### Record excerpts

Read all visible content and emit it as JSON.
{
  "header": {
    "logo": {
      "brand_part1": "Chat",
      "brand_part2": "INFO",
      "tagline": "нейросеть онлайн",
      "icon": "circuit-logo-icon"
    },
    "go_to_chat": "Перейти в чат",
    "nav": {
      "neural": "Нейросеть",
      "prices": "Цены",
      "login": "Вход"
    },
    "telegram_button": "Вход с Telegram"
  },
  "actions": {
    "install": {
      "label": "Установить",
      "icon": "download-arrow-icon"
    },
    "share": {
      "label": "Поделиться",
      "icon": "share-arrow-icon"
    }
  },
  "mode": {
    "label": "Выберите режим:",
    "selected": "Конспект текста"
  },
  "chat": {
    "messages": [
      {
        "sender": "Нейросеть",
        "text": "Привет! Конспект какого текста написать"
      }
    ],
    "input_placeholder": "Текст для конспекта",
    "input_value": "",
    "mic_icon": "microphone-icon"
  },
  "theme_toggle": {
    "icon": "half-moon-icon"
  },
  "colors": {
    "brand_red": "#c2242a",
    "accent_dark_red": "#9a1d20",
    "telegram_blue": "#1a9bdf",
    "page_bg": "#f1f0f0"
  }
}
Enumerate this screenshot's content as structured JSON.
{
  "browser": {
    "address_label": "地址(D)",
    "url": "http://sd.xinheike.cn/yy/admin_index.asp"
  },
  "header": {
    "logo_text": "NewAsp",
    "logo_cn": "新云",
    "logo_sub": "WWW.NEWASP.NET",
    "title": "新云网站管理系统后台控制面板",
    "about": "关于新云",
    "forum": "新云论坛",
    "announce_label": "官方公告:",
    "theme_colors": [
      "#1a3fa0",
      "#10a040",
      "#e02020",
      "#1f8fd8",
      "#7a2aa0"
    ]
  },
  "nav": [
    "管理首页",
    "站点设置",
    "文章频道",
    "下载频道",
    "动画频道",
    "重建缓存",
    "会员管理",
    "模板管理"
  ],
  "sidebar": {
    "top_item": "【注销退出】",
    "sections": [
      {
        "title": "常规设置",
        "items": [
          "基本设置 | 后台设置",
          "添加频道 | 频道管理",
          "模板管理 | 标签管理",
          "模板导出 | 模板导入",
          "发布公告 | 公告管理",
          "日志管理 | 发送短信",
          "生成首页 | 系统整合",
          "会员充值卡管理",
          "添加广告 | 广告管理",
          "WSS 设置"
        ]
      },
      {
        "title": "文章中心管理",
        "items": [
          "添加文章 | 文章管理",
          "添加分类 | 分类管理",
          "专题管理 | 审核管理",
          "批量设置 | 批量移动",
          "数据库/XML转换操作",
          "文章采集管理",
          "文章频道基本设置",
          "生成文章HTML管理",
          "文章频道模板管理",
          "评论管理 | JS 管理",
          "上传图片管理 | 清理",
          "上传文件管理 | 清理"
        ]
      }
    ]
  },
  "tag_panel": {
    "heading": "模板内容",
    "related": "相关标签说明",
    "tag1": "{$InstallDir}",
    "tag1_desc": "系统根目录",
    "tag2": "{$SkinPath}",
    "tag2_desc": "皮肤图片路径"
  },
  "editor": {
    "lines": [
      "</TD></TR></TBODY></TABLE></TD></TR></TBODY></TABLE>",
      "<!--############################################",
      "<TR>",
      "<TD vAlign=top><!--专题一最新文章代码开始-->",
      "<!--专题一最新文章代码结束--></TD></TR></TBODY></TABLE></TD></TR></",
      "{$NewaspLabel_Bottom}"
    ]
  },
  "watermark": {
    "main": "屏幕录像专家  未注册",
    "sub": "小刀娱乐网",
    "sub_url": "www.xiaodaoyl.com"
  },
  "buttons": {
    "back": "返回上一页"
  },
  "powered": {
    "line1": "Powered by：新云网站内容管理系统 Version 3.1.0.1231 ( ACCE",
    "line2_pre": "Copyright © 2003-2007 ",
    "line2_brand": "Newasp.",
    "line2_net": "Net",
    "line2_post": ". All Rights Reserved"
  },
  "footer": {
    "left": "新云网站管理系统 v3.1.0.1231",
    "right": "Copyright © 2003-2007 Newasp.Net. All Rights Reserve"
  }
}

### Written request
Repeat every line of the material exactly as given.

### Result of this exercise
Read all visible content and emit it as JSON.
{
  "header": {
    "logo": {
      "brand_part1": "Chat",
      "brand_part2": "INFO",
      "tagline": "нейросеть онлайн",
      "icon": "circuit-logo-icon"
    },
    "go_to_chat": "Перейти в чат",
    "nav": {
      "neural": "Нейросеть",
      "prices": "Цены",
      "login": "Вход"
    },
    "telegram_button": "Вход с Telegram"
  },
  "actions": {
    "install": {
      "label": "Установить",
      "icon": "download-arrow-icon"
    },
    "share": {
      "label": "Поделиться",
      "icon": "share-arrow-icon"
    }
  },
  "mode": {
    "label": "Выберите режим:",
    "selected": "Конспект текста"
  },
  "chat": {
    "messages": [
      {
        "sender": "Нейросеть",
        "text": "Привет! Конспект какого текста написать"
      }
    ],
    "input_placeholder": "Текст для конспекта",
    "input_value": "",
    "mic_icon": "microphone-icon"
  },
  "theme_toggle": {
    "icon": "half-moon-icon"
  },
  "colors": {
    "brand_red": "#c2242a",
    "accent_dark_red": "#9a1d20",
    "telegram_blue": "#1a9bdf",
    "page_bg": "#f1f0f0"
  }
}
Enumerate this screenshot's content as structured JSON.
{
  "browser": {
    "address_label": "地址(D)",
    "url": "http://sd.xinheike.cn/yy/admin_index.asp"
  },
  "header": {
    "logo_text": "NewAsp",
    "logo_cn": "新云",
    "logo_sub": "WWW.NEWASP.NET",
    "title": "新云网站管理系统后台控制面板",
    "about": "关于新云",
    "forum": "新云论坛",
    "announce_label": "官方公告:",
    "theme_colors": [
      "#1a3fa0",
      "#10a040",
      "#e02020",
      "#1f8fd8",
      "#7a2aa0"
    ]
  },
  "nav": [
    "管理首页",
    "站点设置",
    "文章频道",
    "下载频道",
    "动画频道",
    "重建缓存",
    "会员管理",
    "模板管理"
  ],
  "sidebar": {
    "top_item": "【注销退出】",
    "sections": [
      {
        "title": "常规设置",
        "items": [
          "基本设置 | 后台设置",
          "添加频道 | 频道管理",
          "模板管理 | 标签管理",
          "模板导出 | 模板导入",
          "发布公告 | 公告管理",
          "日志管理 | 发送短信",
          "生成首页 | 系统整合",
          "会员充值卡管理",
          "添加广告 | 广告管理",
          "WSS 设置"
        ]
      },
      {
        "title": "文章中心管理",
        "items": [
          "添加文章 | 文章管理",
          "添加分类 | 分类管理",
          "专题管理 | 审核管理",
          "批量设置 | 批量移动",
          "数据库/XML转换操作",
          "文章采集管理",
          "文章频道基本设置",
          "生成文章HTML管理",
          "文章频道模板管理",
          "评论管理 | JS 管理",
          "上传图片管理 | 清理",
          "上传文件管理 | 清理"
        ]
      }
    ]
  },
  "tag_panel": {
    "heading": "模板内容",
    "related": "相关标签说明",
    "tag1": "{$InstallDir}",
    "tag1_desc": "系统根目录",
    "tag2": "{$SkinPath}",
    "tag2_desc": "皮肤图片路径"
  },
  "editor": {
    "lines": [
      "</TD></TR></TBODY></TABLE></TD></TR></TBODY></TABLE>",
      "<!--############################################",
      "<TR>",
      "<TD vAlign=top><!--专题一最新文章代码开始-->",
      "<!--专题一最新文章代码结束--></TD></TR></TBODY></TABLE></TD></TR></",
      "{$NewaspLabel_Bottom}"
    ]
  },
  "watermark": {
    "main": "屏幕录像专家  未注册",
    "sub": "小刀娱乐网",
    "sub_url": "www.xiaodaoyl.com"
  },
  "buttons": {
    "back": "返回上一页"
  },
  "powered": {
    "line1": "Powered by：新云网站内容管理系统 Version 3.1.0.1231 ( ACCE",
    "line2_pre": "Copyright © 2003-2007 ",
    "line2_brand": "Newasp.",
    "line2_net": "Net",
    "line2_post": ". All Rights Reserved"
  },
  "footer": {
    "left": "新云网站管理系统 v3.1.0.1231",
    "right": "Copyright © 2003-2007 Newasp.Net. All Rights Reserve"
  }
}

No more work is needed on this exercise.